-- Start Source material --
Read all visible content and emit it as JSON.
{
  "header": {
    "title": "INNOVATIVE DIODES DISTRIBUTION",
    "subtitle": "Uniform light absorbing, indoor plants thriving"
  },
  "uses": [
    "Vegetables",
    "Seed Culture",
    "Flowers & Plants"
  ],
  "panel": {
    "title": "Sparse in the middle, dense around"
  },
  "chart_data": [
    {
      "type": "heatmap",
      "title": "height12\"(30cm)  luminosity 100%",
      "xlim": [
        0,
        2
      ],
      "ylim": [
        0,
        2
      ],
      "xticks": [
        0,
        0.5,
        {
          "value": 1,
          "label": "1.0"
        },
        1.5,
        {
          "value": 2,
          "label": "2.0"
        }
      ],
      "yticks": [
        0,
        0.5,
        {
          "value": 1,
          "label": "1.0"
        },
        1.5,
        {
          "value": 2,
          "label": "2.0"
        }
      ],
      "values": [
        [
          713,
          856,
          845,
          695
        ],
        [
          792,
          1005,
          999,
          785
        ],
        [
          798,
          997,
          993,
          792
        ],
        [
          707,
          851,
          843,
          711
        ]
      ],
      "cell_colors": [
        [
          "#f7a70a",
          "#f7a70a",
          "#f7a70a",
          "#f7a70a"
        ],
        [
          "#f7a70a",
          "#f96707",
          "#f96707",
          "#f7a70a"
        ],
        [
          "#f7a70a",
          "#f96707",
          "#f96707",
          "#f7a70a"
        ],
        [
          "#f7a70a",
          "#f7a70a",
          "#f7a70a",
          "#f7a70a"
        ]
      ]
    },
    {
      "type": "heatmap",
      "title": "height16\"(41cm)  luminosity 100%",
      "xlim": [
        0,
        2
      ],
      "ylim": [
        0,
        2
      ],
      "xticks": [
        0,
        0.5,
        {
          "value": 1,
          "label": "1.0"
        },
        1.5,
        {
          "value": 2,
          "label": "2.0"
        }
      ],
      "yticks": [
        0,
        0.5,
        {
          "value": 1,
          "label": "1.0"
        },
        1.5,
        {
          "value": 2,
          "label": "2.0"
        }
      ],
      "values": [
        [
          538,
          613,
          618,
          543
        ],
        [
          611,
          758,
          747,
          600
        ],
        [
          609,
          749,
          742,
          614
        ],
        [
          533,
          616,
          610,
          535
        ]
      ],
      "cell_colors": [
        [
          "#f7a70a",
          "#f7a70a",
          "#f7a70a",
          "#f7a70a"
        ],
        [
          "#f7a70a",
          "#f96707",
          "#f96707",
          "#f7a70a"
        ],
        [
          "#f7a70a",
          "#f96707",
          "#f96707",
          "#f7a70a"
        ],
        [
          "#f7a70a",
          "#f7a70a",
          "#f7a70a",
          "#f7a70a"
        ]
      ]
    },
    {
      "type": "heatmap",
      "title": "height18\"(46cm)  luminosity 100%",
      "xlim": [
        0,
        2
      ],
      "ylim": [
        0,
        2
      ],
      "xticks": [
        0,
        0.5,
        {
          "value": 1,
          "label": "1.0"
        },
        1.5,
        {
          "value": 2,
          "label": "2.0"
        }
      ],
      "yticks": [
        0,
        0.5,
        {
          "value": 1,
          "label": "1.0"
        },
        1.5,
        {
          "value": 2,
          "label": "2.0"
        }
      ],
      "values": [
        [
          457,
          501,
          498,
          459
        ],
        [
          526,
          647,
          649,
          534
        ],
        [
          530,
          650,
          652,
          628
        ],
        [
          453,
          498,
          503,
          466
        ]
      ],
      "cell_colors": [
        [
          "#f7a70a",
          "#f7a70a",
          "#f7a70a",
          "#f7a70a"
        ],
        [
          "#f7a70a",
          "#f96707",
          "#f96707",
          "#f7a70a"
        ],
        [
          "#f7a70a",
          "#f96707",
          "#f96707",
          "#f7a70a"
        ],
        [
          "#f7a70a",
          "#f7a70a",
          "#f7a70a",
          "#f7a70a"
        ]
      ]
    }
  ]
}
-- End Source material --
**Your goal**.
In the listing, find all lines with the string "luminosity" and copy them.

**Answer in full**.
      "title": "height12\"(30cm)  luminosity 100%",
      "title": "height16\"(41cm)  luminosity 100%",
      "title": "height18\"(46cm)  luminosity 100%",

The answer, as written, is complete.